**Stored dataset items**
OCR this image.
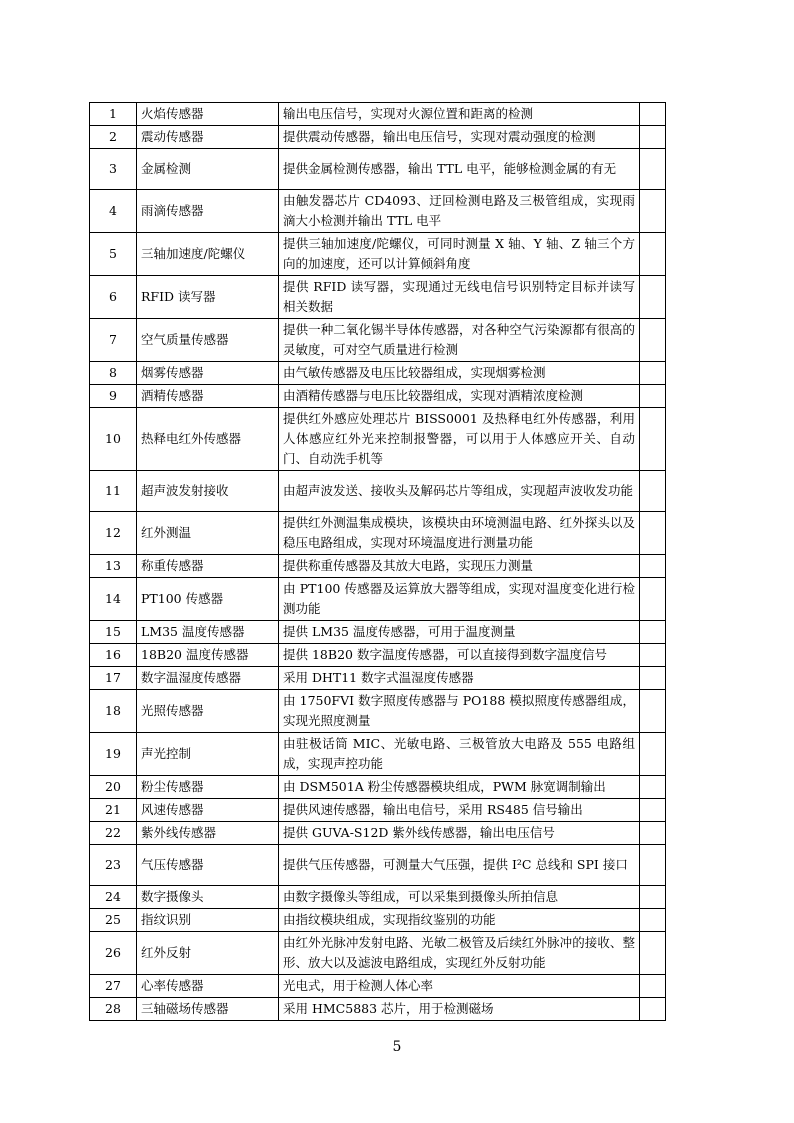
1	火焰传感器	输出电压信号，实现对火源位置和距离的检测	
2	震动传感器	提供震动传感器，输出电压信号，实现对震动强度的检测	
3	金属检测	提供金属检测传感器，输出 TTL 电平，能够检测金属的有无	
4	雨滴传感器	由触发器芯片 CD4093、迂回检测电路及三极管组成，实现雨滴大小检测并输出 TTL 电平	
5	三轴加速度/陀螺仪	提供三轴加速度/陀螺仪，可同时测量 X 轴、Y 轴、Z 轴三个方向的加速度，还可以计算倾斜角度	
6	RFID 读写器	提供 RFID 读写器，实现通过无线电信号识别特定目标并读写相关数据	
7	空气质量传感器	提供一种二氧化锡半导体传感器，对各种空气污染源都有很高的灵敏度，可对空气质量进行检测	
8	烟雾传感器	由气敏传感器及电压比较器组成，实现烟雾检测	
9	酒精传感器	由酒精传感器与电压比较器组成，实现对酒精浓度检测	
10	热释电红外传感器	提供红外感应处理芯片 BISS0001 及热释电红外传感器，利用人体感应红外光来控制报警器，可以用于人体感应开关、自动门、自动洗手机等	
11	超声波发射接收	由超声波发送、接收头及解码芯片等组成，实现超声波收发功能	
12	红外测温	提供红外测温集成模块，该模块由环境测温电路、红外探头以及稳压电路组成，实现对环境温度进行测量功能	
13	称重传感器	提供称重传感器及其放大电路，实现压力测量	
14	PT100 传感器	由 PT100 传感器及运算放大器等组成，实现对温度变化进行检测功能	
15	LM35 温度传感器	提供 LM35 温度传感器，可用于温度测量	
16	18B20 温度传感器	提供 18B20 数字温度传感器，可以直接得到数字温度信号	
17	数字温湿度传感器	采用 DHT11 数字式温湿度传感器	
18	光照传感器	由 1750FVI 数字照度传感器与 PO188 模拟照度传感器组成，实现光照度测量	
19	声光控制	由驻极话筒 MIC、光敏电路、三极管放大电路及 555 电路组成，实现声控功能	
20	粉尘传感器	由 DSM501A 粉尘传感器模块组成，PWM 脉宽调制输出	
21	风速传感器	提供风速传感器，输出电信号，采用 RS485 信号输出	
22	紫外线传感器	提供 GUVA-S12D 紫外线传感器，输出电压信号	
23	气压传感器	提供气压传感器，可测量大气压强，提供 I²C 总线和 SPI 接口	
24	数字摄像头	由数字摄像头等组成，可以采集到摄像头所拍信息	
25	指纹识别	由指纹模块组成，实现指纹鉴别的功能	
26	红外反射	由红外光脉冲发射电路、光敏二极管及后续红外脉冲的接收、整形、放大以及滤波电路组成，实现红外反射功能	
27	心率传感器	光电式，用于检测人体心率	
28	三轴磁场传感器	采用 HMC5883 芯片，用于检测磁场	
5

**What you will do**
Using the listing above, work out how many of its lines include "输出电压信号", and give only the result.

**Reply to the task**
3